*DOCUMENT SECTION:*
--- Begin ---

Like the
Wideness of the Sea: Women bishops and the Church of
England
Maggi Dawn
DLT £6.99
(978-0-232-53001-8)
Church Times Bookshop £6.30 (Use code
CT347 )
THERE are two ways of
reading this book. The first is to treat it as a compact history of
the ordination of women in the Church of England since the vote of
the General Synod in 1992, accompanied by a proposal for future
action and a personal narrative. The second is to see it as the
author's apologia for leaving the Church of England to take up a
post in the United States. The choice of interpretation will exert
a strong influence on different readers' evaluation of the
contents.
Maggi Dawn has given us what
must be the most up-to-date historical survey of the debates toward
the advent of women bishops currently available, incorporating the
results of voting at the General Synod in 2012. Her suggestion in
the second part of the book that the solution to the impasse might
lie in receptionism requires more exposition.

--- End ---

*EXERCISE SET:*
A. In the book review, rewrite the paragraph that begins "THERE are two ways of reading this book" as a short list, keeping its main points.
B. Answer these questions from the book review:
(i) What is the book's price at the Church Times Bookshop?
(ii) The results of General Synod voting from which year are incorporated in the historical survey?
(iii) Where does the author suggest the solution to the impasse might lie?
C. Does each statement agree with the book review? Answer yes or no and quote the words that decide it.
(i) The history covers the ordination of women since a General Synod vote in 1992.
(ii) The reviewer finds the receptionism proposal fully explained.
(iii) The author left the Church of England for a post in Canada.
The data that follows is not needed for any of this work.

*EXCERPTED DATA:*
--- Begin ---

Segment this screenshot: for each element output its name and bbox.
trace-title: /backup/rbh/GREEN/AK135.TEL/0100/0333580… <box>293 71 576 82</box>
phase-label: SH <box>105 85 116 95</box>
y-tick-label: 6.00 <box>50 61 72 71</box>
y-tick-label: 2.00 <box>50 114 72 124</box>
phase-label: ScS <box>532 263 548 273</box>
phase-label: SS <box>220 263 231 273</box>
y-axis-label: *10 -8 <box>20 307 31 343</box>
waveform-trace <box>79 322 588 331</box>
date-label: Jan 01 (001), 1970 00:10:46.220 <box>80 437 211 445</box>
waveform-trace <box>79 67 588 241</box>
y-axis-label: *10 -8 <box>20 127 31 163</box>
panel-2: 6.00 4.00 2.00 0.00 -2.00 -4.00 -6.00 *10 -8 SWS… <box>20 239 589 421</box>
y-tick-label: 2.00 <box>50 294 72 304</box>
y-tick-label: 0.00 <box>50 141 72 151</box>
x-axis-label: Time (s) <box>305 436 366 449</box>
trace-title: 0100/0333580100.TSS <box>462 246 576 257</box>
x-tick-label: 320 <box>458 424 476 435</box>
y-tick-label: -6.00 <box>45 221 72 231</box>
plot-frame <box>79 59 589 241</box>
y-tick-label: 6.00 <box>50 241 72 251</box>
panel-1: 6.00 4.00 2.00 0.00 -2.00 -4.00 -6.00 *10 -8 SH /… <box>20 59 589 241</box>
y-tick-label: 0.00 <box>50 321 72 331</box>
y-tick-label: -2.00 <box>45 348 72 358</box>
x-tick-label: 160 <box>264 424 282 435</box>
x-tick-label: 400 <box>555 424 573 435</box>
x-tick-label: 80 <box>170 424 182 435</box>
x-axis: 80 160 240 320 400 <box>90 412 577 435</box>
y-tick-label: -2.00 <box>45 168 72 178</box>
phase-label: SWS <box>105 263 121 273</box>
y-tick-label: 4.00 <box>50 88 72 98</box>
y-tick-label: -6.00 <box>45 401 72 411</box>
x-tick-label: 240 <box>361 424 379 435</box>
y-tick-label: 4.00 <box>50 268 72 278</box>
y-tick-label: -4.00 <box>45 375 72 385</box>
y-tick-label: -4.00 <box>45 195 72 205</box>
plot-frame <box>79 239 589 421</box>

--- End ---

*REPLIES:*
A.
- The book can be read in two ways.
- First reading: a compact history of the ordination of women in the Church of England since the 1992 General Synod vote, with a proposal for future action and a personal narrative.
- Second reading: the author's apologia for leaving the Church of England to take up a post in the United States.
- Which reading a reader chooses will strongly influence how they judge the book.

B.
(i) £6.30
(ii) 2012
(iii) In receptionism

C.
(i) Yes: "since the vote of the General Synod in 1992"
(ii) No: "requires more exposition"
(iii) No: "leaving the Church of England to take up a post in the United States"